Records from a dataset

Begin

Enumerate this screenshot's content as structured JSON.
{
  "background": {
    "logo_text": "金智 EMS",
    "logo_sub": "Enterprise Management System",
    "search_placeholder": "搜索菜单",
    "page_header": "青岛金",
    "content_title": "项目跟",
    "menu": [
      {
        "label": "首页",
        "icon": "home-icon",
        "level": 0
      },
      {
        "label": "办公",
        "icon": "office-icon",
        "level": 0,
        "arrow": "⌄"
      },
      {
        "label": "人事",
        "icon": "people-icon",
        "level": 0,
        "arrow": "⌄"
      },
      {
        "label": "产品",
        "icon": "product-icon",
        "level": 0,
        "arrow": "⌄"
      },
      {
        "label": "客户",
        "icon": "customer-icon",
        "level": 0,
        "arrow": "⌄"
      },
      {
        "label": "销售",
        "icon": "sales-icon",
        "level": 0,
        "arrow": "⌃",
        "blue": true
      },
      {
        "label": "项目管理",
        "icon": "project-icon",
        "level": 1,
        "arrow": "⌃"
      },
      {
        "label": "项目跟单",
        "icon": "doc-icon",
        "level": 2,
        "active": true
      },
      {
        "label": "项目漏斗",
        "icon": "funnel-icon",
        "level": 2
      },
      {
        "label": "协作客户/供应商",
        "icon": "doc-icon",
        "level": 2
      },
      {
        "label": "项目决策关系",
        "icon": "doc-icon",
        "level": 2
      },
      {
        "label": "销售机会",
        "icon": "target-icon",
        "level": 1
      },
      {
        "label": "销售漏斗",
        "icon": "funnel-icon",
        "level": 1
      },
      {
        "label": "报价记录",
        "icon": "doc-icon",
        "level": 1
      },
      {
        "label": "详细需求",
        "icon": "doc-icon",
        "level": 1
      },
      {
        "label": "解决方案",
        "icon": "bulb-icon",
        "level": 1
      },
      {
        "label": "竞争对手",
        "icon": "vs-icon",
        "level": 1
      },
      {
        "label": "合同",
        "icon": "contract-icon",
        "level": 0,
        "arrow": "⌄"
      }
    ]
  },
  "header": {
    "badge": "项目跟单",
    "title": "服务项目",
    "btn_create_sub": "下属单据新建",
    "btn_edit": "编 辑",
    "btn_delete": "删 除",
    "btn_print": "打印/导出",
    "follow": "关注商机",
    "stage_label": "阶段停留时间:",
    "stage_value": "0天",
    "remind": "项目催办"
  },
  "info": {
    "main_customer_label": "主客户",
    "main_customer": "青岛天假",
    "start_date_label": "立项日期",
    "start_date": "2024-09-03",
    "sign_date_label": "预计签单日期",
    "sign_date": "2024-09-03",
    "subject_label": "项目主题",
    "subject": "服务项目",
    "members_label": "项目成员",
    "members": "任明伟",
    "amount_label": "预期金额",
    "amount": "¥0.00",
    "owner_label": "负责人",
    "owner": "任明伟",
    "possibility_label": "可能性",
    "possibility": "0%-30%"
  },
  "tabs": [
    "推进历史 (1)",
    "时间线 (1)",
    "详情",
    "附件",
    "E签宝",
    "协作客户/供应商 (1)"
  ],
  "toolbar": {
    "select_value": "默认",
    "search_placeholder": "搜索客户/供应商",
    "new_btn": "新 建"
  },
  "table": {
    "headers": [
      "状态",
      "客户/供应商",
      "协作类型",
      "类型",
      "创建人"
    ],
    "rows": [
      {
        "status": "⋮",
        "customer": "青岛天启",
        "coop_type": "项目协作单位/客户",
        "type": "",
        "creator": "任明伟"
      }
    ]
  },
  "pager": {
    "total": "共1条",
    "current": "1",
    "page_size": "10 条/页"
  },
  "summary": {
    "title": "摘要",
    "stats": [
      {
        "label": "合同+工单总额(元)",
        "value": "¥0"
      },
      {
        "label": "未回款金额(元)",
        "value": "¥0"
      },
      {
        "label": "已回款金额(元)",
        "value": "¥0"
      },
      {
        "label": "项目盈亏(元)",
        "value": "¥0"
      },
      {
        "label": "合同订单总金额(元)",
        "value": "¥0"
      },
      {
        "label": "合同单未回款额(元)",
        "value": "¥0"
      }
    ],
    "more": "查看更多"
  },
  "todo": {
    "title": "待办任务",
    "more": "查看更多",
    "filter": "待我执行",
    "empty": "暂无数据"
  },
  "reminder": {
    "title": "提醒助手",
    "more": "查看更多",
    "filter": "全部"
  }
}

End

Instructions to follow: Take the entries and copy them out exactly.

Result:
Enumerate this screenshot's content as structured JSON.
{
  "background": {
    "logo_text": "金智 EMS",
    "logo_sub": "Enterprise Management System",
    "search_placeholder": "搜索菜单",
    "page_header": "青岛金",
    "content_title": "项目跟",
    "menu": [
      {
        "label": "首页",
        "icon": "home-icon",
        "level": 0
      },
      {
        "label": "办公",
        "icon": "office-icon",
        "level": 0,
        "arrow": "⌄"
      },
      {
        "label": "人事",
        "icon": "people-icon",
        "level": 0,
        "arrow": "⌄"
      },
      {
        "label": "产品",
        "icon": "product-icon",
        "level": 0,
        "arrow": "⌄"
      },
      {
        "label": "客户",
        "icon": "customer-icon",
        "level": 0,
        "arrow": "⌄"
      },
      {
        "label": "销售",
        "icon": "sales-icon",
        "level": 0,
        "arrow": "⌃",
        "blue": true
      },
      {
        "label": "项目管理",
        "icon": "project-icon",
        "level": 1,
        "arrow": "⌃"
      },
      {
        "label": "项目跟单",
        "icon": "doc-icon",
        "level": 2,
        "active": true
      },
      {
        "label": "项目漏斗",
        "icon": "funnel-icon",
        "level": 2
      },
      {
        "label": "协作客户/供应商",
        "icon": "doc-icon",
        "level": 2
      },
      {
        "label": "项目决策关系",
        "icon": "doc-icon",
        "level": 2
      },
      {
        "label": "销售机会",
        "icon": "target-icon",
        "level": 1
      },
      {
        "label": "销售漏斗",
        "icon": "funnel-icon",
        "level": 1
      },
      {
        "label": "报价记录",
        "icon": "doc-icon",
        "level": 1
      },
      {
        "label": "详细需求",
        "icon": "doc-icon",
        "level": 1
      },
      {
        "label": "解决方案",
        "icon": "bulb-icon",
        "level": 1
      },
      {
        "label": "竞争对手",
        "icon": "vs-icon",
        "level": 1
      },
      {
        "label": "合同",
        "icon": "contract-icon",
        "level": 0,
        "arrow": "⌄"
      }
    ]
  },
  "header": {
    "badge": "项目跟单",
    "title": "服务项目",
    "btn_create_sub": "下属单据新建",
    "btn_edit": "编 辑",
    "btn_delete": "删 除",
    "btn_print": "打印/导出",
    "follow": "关注商机",
    "stage_label": "阶段停留时间:",
    "stage_value": "0天",
    "remind": "项目催办"
  },
  "info": {
    "main_customer_label": "主客户",
    "main_customer": "青岛天假",
    "start_date_label": "立项日期",
    "start_date": "2024-09-03",
    "sign_date_label": "预计签单日期",
    "sign_date": "2024-09-03",
    "subject_label": "项目主题",
    "subject": "服务项目",
    "members_label": "项目成员",
    "members": "任明伟",
    "amount_label": "预期金额",
    "amount": "¥0.00",
    "owner_label": "负责人",
    "owner": "任明伟",
    "possibility_label": "可能性",
    "possibility": "0%-30%"
  },
  "tabs": [
    "推进历史 (1)",
    "时间线 (1)",
    "详情",
    "附件",
    "E签宝",
    "协作客户/供应商 (1)"
  ],
  "toolbar": {
    "select_value": "默认",
    "search_placeholder": "搜索客户/供应商",
    "new_btn": "新 建"
  },
  "table": {
    "headers": [
      "状态",
      "客户/供应商",
      "协作类型",
      "类型",
      "创建人"
    ],
    "rows": [
      {
        "status": "⋮",
        "customer": "青岛天启",
        "coop_type": "项目协作单位/客户",
        "type": "",
        "creator": "任明伟"
      }
    ]
  },
  "pager": {
    "total": "共1条",
    "current": "1",
    "page_size": "10 条/页"
  },
  "summary": {
    "title": "摘要",
    "stats": [
      {
        "label": "合同+工单总额(元)",
        "value": "¥0"
      },
      {
        "label": "未回款金额(元)",
        "value": "¥0"
      },
      {
        "label": "已回款金额(元)",
        "value": "¥0"
      },
      {
        "label": "项目盈亏(元)",
        "value": "¥0"
      },
      {
        "label": "合同订单总金额(元)",
        "value": "¥0"
      },
      {
        "label": "合同单未回款额(元)",
        "value": "¥0"
      }
    ],
    "more": "查看更多"
  },
  "todo": {
    "title": "待办任务",
    "more": "查看更多",
    "filter": "待我执行",
    "empty": "暂无数据"
  },
  "reminder": {
    "title": "提醒助手",
    "more": "查看更多",
    "filter": "全部"
  }
}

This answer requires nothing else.